Collected data
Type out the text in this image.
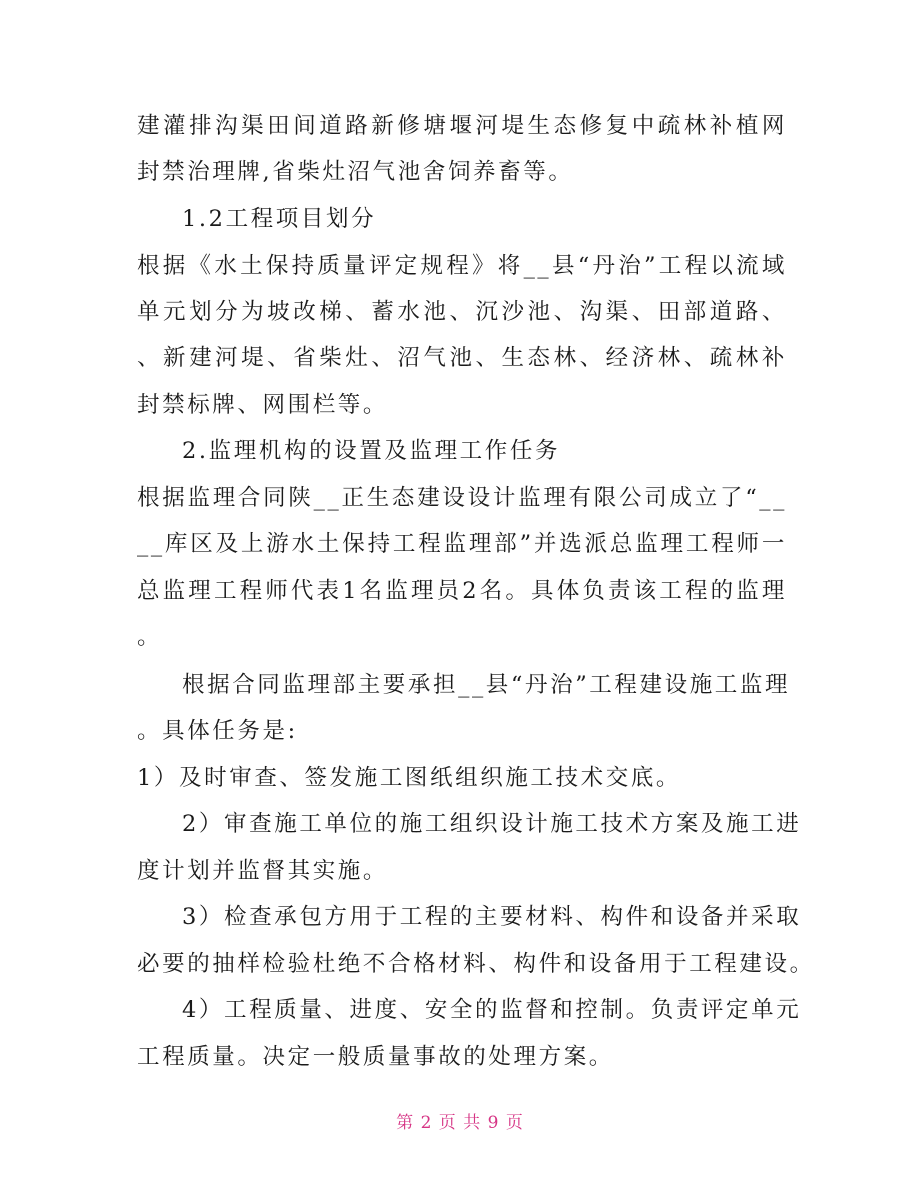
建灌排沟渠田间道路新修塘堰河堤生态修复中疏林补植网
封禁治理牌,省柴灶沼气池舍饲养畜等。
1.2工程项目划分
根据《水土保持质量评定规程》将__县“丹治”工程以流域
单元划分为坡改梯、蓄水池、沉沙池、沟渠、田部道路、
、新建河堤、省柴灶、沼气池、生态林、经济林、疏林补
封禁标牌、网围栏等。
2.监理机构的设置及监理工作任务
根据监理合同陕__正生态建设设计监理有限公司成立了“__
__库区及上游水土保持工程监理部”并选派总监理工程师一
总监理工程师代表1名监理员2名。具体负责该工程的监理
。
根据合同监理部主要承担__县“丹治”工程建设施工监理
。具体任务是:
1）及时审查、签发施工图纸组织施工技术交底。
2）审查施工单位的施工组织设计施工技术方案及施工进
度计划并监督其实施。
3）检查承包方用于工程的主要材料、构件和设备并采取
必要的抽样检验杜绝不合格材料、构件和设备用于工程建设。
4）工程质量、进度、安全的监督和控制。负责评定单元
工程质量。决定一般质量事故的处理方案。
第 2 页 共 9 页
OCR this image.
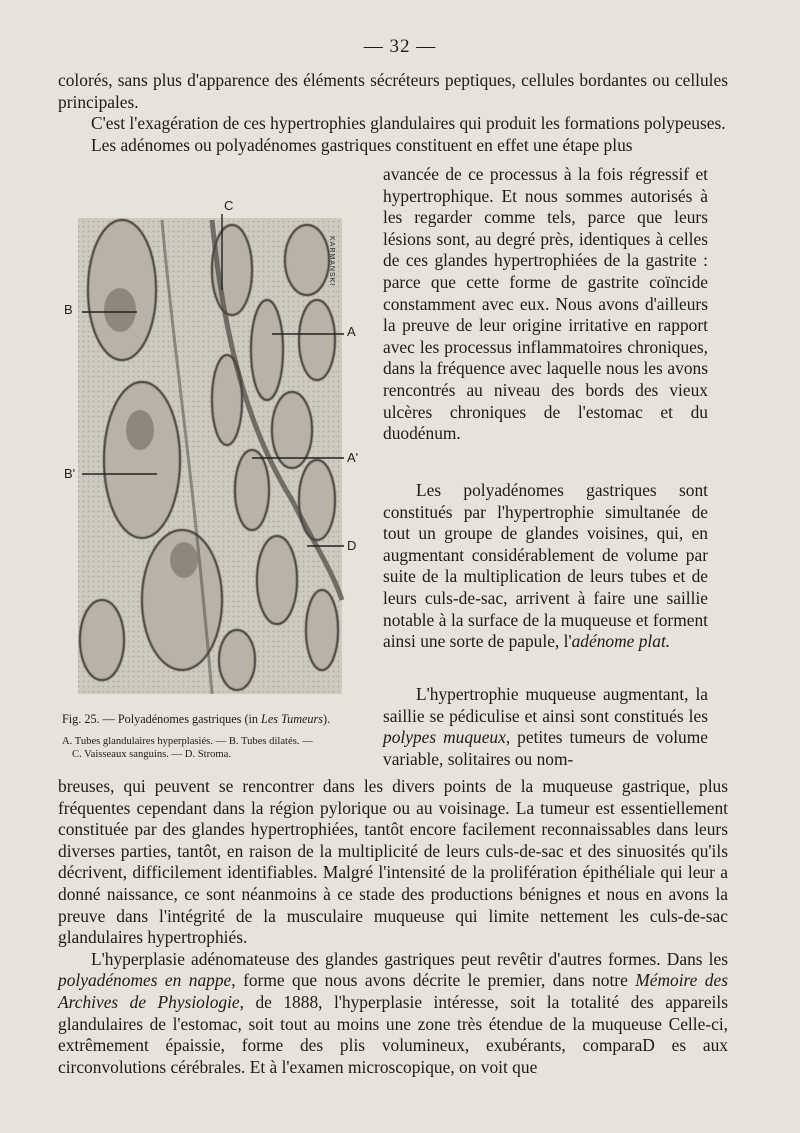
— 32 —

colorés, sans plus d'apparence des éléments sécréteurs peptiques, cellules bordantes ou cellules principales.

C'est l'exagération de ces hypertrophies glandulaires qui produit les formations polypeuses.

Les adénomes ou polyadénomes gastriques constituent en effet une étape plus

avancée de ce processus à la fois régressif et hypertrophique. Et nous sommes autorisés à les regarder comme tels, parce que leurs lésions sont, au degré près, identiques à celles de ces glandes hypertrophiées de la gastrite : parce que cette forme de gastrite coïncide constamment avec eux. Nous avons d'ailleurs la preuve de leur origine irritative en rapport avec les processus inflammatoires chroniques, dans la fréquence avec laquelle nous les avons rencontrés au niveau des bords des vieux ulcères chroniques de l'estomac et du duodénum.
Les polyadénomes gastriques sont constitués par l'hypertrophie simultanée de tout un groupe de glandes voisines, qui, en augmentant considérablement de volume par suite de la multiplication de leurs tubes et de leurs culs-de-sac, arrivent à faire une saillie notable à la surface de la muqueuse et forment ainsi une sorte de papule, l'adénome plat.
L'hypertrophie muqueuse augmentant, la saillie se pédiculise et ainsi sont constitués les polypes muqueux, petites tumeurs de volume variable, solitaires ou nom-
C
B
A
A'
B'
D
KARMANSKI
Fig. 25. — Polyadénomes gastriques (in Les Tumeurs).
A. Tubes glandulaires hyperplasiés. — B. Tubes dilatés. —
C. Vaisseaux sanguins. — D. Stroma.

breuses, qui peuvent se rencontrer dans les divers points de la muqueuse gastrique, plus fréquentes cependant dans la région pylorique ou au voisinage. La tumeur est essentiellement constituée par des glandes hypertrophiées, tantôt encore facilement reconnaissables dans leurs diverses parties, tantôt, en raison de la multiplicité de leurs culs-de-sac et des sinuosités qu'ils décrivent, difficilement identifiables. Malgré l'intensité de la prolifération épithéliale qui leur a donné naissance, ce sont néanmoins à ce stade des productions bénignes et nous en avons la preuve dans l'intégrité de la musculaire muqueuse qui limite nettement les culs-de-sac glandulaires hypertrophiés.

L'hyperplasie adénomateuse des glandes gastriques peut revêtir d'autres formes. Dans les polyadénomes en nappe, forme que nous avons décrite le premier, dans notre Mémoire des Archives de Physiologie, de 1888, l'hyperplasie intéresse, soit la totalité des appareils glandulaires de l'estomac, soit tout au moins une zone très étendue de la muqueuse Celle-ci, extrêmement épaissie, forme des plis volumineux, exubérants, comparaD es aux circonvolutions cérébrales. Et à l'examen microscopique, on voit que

*Goal*. The pictures should not appear in the copy; every other part of the records above must be returned exactly.

*Result for this exercise*.
Type out the text in this image.
建灌排沟渠田间道路新修塘堰河堤生态修复中疏林补植网
封禁治理牌,省柴灶沼气池舍饲养畜等。
1.2工程项目划分
根据《水土保持质量评定规程》将__县“丹治”工程以流域
单元划分为坡改梯、蓄水池、沉沙池、沟渠、田部道路、
、新建河堤、省柴灶、沼气池、生态林、经济林、疏林补
封禁标牌、网围栏等。
2.监理机构的设置及监理工作任务
根据监理合同陕__正生态建设设计监理有限公司成立了“__
__库区及上游水土保持工程监理部”并选派总监理工程师一
总监理工程师代表1名监理员2名。具体负责该工程的监理
。
根据合同监理部主要承担__县“丹治”工程建设施工监理
。具体任务是:
1）及时审查、签发施工图纸组织施工技术交底。
2）审查施工单位的施工组织设计施工技术方案及施工进
度计划并监督其实施。
3）检查承包方用于工程的主要材料、构件和设备并采取
必要的抽样检验杜绝不合格材料、构件和设备用于工程建设。
4）工程质量、进度、安全的监督和控制。负责评定单元
工程质量。决定一般质量事故的处理方案。
第 2 页 共 9 页
OCR this image.
— 32 —

colorés, sans plus d'apparence des éléments sécréteurs peptiques, cellules bordantes ou cellules principales.

C'est l'exagération de ces hypertrophies glandulaires qui produit les formations polypeuses.

Les adénomes ou polyadénomes gastriques constituent en effet une étape plus

avancée de ce processus à la fois régressif et hypertrophique. Et nous sommes autorisés à les regarder comme tels, parce que leurs lésions sont, au degré près, identiques à celles de ces glandes hypertrophiées de la gastrite : parce que cette forme de gastrite coïncide constamment avec eux. Nous avons d'ailleurs la preuve de leur origine irritative en rapport avec les processus inflammatoires chroniques, dans la fréquence avec laquelle nous les avons rencontrés au niveau des bords des vieux ulcères chroniques de l'estomac et du duodénum.
Les polyadénomes gastriques sont constitués par l'hypertrophie simultanée de tout un groupe de glandes voisines, qui, en augmentant considérablement de volume par suite de la multiplication de leurs tubes et de leurs culs-de-sac, arrivent à faire une saillie notable à la surface de la muqueuse et forment ainsi une sorte de papule, l'adénome plat.
L'hypertrophie muqueuse augmentant, la saillie se pédiculise et ainsi sont constitués les polypes muqueux, petites tumeurs de volume variable, solitaires ou nom-
C
B
A
A'
B'
D
KARMANSKI
Fig. 25. — Polyadénomes gastriques (in Les Tumeurs).
A. Tubes glandulaires hyperplasiés. — B. Tubes dilatés. —
C. Vaisseaux sanguins. — D. Stroma.

breuses, qui peuvent se rencontrer dans les divers points de la muqueuse gastrique, plus fréquentes cependant dans la région pylorique ou au voisinage. La tumeur est essentiellement constituée par des glandes hypertrophiées, tantôt encore facilement reconnaissables dans leurs diverses parties, tantôt, en raison de la multiplicité de leurs culs-de-sac et des sinuosités qu'ils décrivent, difficilement identifiables. Malgré l'intensité de la prolifération épithéliale qui leur a donné naissance, ce sont néanmoins à ce stade des productions bénignes et nous en avons la preuve dans l'intégrité de la musculaire muqueuse qui limite nettement les culs-de-sac glandulaires hypertrophiés.

L'hyperplasie adénomateuse des glandes gastriques peut revêtir d'autres formes. Dans les polyadénomes en nappe, forme que nous avons décrite le premier, dans notre Mémoire des Archives de Physiologie, de 1888, l'hyperplasie intéresse, soit la totalité des appareils glandulaires de l'estomac, soit tout au moins une zone très étendue de la muqueuse Celle-ci, extrêmement épaissie, forme des plis volumineux, exubérants, comparaD es aux circonvolutions cérébrales. Et à l'examen microscopique, on voit que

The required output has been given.